■ **What is required**
Take every line where the string "color" appears and copy it.

·····

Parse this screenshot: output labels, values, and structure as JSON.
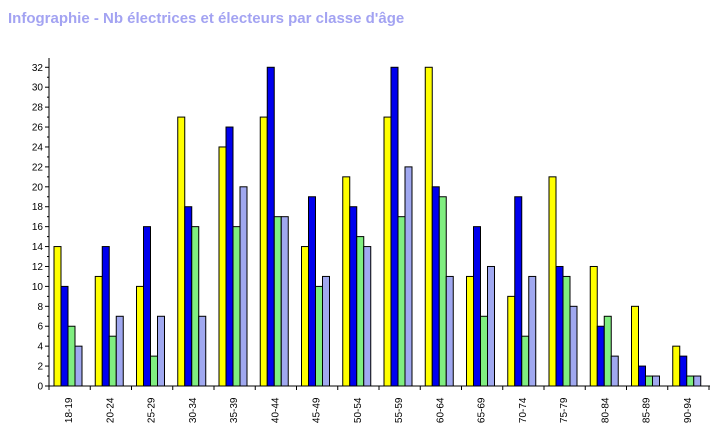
{
  "chart_data": {
    "type": "bar",
    "title": "Infographie - Nb électrices et électeurs par classe d'âge",
    "xlabel": "",
    "ylabel": "",
    "ylim": [
      0,
      33
    ],
    "yticks": [
      0,
      2,
      4,
      6,
      8,
      10,
      12,
      14,
      16,
      18,
      20,
      22,
      24,
      26,
      28,
      30,
      32
    ],
    "grid": false,
    "legend": "none",
    "categories": [
      "18-19",
      "20-24",
      "25-29",
      "30-34",
      "35-39",
      "40-44",
      "45-49",
      "50-54",
      "55-59",
      "60-64",
      "65-69",
      "70-74",
      "75-79",
      "80-84",
      "85-89",
      "90-94"
    ],
    "series": [
      {
        "color": "#ffff00",
        "values": [
          14,
          11,
          10,
          27,
          24,
          27,
          14,
          21,
          27,
          32,
          11,
          9,
          21,
          12,
          8,
          4
        ]
      },
      {
        "color": "#0000ee",
        "values": [
          10,
          14,
          16,
          18,
          26,
          32,
          19,
          18,
          32,
          20,
          16,
          19,
          12,
          6,
          2,
          3
        ]
      },
      {
        "color": "#80ee80",
        "values": [
          6,
          5,
          3,
          16,
          16,
          17,
          10,
          15,
          17,
          19,
          7,
          5,
          11,
          7,
          1,
          1
        ]
      },
      {
        "color": "#a0a8f0",
        "values": [
          4,
          7,
          7,
          7,
          20,
          17,
          11,
          14,
          22,
          11,
          12,
          11,
          8,
          3,
          1,
          1
        ]
      }
    ]
  }
}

·····

■ **The solution**
        "color": "#ffff00",
        "color": "#0000ee",
        "color": "#80ee80",
        "color": "#a0a8f0",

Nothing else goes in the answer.